--- Goal of the exercise ---
An exact copy of all the data is required, with pictures left out.

── Given information ──

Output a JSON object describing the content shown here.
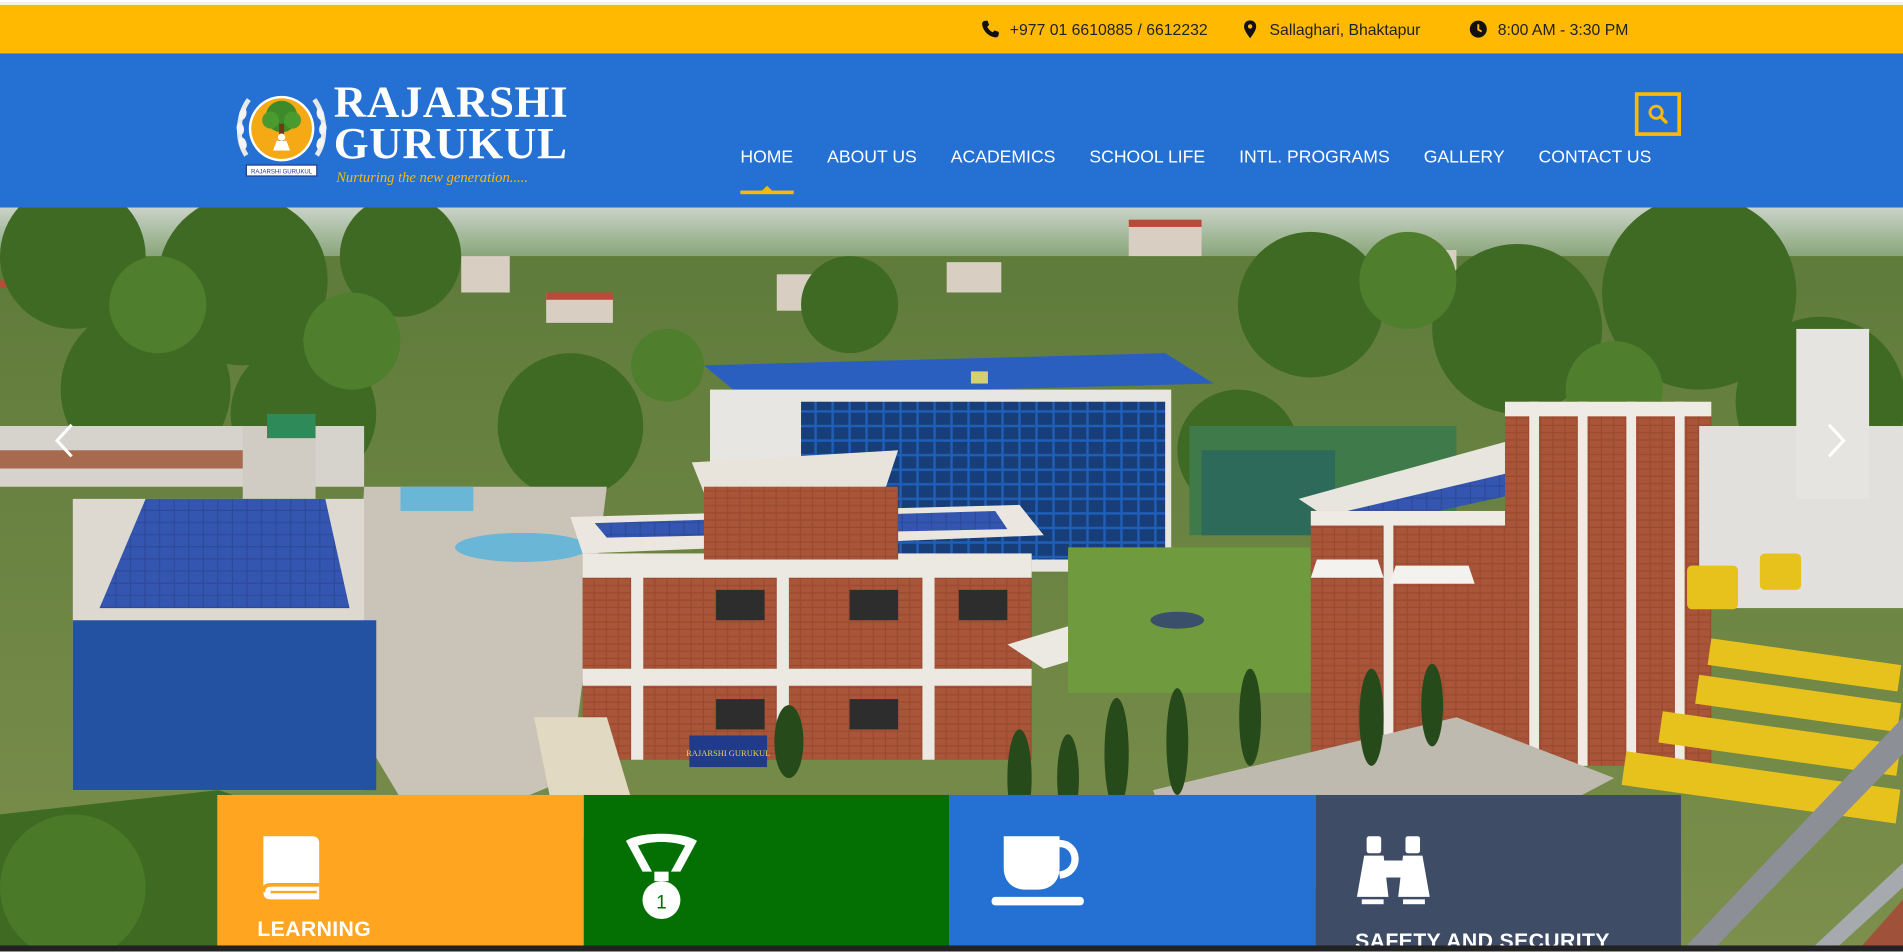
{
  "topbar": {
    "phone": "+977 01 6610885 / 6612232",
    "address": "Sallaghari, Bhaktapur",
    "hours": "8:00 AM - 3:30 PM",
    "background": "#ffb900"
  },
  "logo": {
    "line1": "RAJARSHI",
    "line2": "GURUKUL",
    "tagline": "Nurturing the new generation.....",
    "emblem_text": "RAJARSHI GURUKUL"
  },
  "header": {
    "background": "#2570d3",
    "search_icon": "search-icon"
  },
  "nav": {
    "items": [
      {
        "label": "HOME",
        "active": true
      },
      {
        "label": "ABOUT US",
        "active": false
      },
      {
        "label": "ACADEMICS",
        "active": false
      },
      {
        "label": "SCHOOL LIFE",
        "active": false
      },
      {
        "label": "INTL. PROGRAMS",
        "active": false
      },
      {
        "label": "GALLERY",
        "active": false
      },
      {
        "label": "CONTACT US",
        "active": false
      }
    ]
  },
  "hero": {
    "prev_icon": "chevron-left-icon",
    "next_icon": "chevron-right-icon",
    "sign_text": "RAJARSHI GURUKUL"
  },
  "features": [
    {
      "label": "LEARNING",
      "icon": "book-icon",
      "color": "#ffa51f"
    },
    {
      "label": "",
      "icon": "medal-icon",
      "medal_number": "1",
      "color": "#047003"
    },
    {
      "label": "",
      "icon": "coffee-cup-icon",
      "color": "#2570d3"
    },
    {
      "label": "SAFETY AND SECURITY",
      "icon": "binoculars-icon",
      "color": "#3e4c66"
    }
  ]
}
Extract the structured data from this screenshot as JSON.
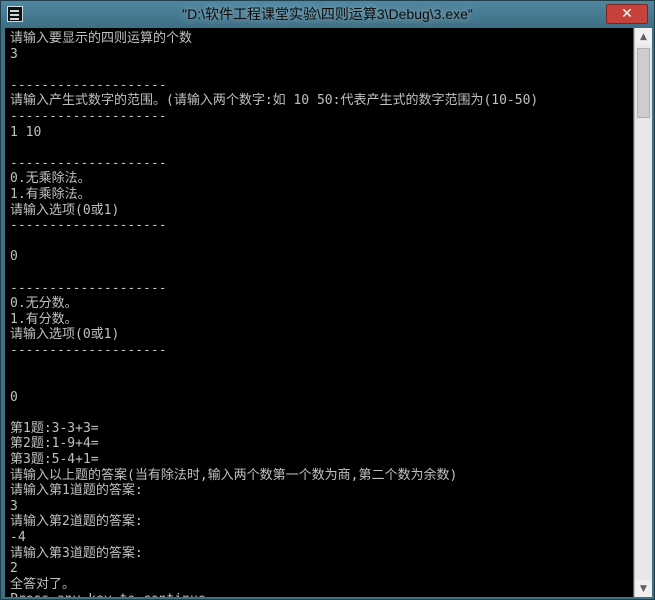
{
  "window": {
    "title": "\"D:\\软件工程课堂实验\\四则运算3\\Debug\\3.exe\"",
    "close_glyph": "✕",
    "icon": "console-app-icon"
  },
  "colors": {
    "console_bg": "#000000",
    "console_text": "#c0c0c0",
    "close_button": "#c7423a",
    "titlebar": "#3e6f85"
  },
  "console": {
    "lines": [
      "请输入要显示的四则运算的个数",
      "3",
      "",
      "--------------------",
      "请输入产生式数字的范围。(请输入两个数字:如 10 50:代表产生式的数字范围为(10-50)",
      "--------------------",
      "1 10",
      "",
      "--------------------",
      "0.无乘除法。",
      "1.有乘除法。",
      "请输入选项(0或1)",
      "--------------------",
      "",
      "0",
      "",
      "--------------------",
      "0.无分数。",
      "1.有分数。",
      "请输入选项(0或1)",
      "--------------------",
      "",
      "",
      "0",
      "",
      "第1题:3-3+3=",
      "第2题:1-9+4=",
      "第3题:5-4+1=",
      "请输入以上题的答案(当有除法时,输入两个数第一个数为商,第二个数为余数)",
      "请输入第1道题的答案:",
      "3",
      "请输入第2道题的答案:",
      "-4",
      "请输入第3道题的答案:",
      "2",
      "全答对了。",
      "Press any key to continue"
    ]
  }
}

───

--- Solution for this exercise ---
Output a JSON object describing the content shown here.
{
  "topbar": {
    "phone": "+977 01 6610885 / 6612232",
    "address": "Sallaghari, Bhaktapur",
    "hours": "8:00 AM - 3:30 PM",
    "background": "#ffb900"
  },
  "logo": {
    "line1": "RAJARSHI",
    "line2": "GURUKUL",
    "tagline": "Nurturing the new generation.....",
    "emblem_text": "RAJARSHI GURUKUL"
  },
  "header": {
    "background": "#2570d3",
    "search_icon": "search-icon"
  },
  "nav": {
    "items": [
      {
        "label": "HOME",
        "active": true
      },
      {
        "label": "ABOUT US",
        "active": false
      },
      {
        "label": "ACADEMICS",
        "active": false
      },
      {
        "label": "SCHOOL LIFE",
        "active": false
      },
      {
        "label": "INTL. PROGRAMS",
        "active": false
      },
      {
        "label": "GALLERY",
        "active": false
      },
      {
        "label": "CONTACT US",
        "active": false
      }
    ]
  },
  "hero": {
    "prev_icon": "chevron-left-icon",
    "next_icon": "chevron-right-icon",
    "sign_text": "RAJARSHI GURUKUL"
  },
  "features": [
    {
      "label": "LEARNING",
      "icon": "book-icon",
      "color": "#ffa51f"
    },
    {
      "label": "",
      "icon": "medal-icon",
      "medal_number": "1",
      "color": "#047003"
    },
    {
      "label": "",
      "icon": "coffee-cup-icon",
      "color": "#2570d3"
    },
    {
      "label": "SAFETY AND SECURITY",
      "icon": "binoculars-icon",
      "color": "#3e4c66"
    }
  ]
}
Extract the structured data from this screenshot as JSON.
{
  "window": {
    "title": "\"D:\\软件工程课堂实验\\四则运算3\\Debug\\3.exe\"",
    "close_glyph": "✕",
    "icon": "console-app-icon"
  },
  "colors": {
    "console_bg": "#000000",
    "console_text": "#c0c0c0",
    "close_button": "#c7423a",
    "titlebar": "#3e6f85"
  },
  "console": {
    "lines": [
      "请输入要显示的四则运算的个数",
      "3",
      "",
      "--------------------",
      "请输入产生式数字的范围。(请输入两个数字:如 10 50:代表产生式的数字范围为(10-50)",
      "--------------------",
      "1 10",
      "",
      "--------------------",
      "0.无乘除法。",
      "1.有乘除法。",
      "请输入选项(0或1)",
      "--------------------",
      "",
      "0",
      "",
      "--------------------",
      "0.无分数。",
      "1.有分数。",
      "请输入选项(0或1)",
      "--------------------",
      "",
      "",
      "0",
      "",
      "第1题:3-3+3=",
      "第2题:1-9+4=",
      "第3题:5-4+1=",
      "请输入以上题的答案(当有除法时,输入两个数第一个数为商,第二个数为余数)",
      "请输入第1道题的答案:",
      "3",
      "请输入第2道题的答案:",
      "-4",
      "请输入第3道题的答案:",
      "2",
      "全答对了。",
      "Press any key to continue"
    ]
  }
}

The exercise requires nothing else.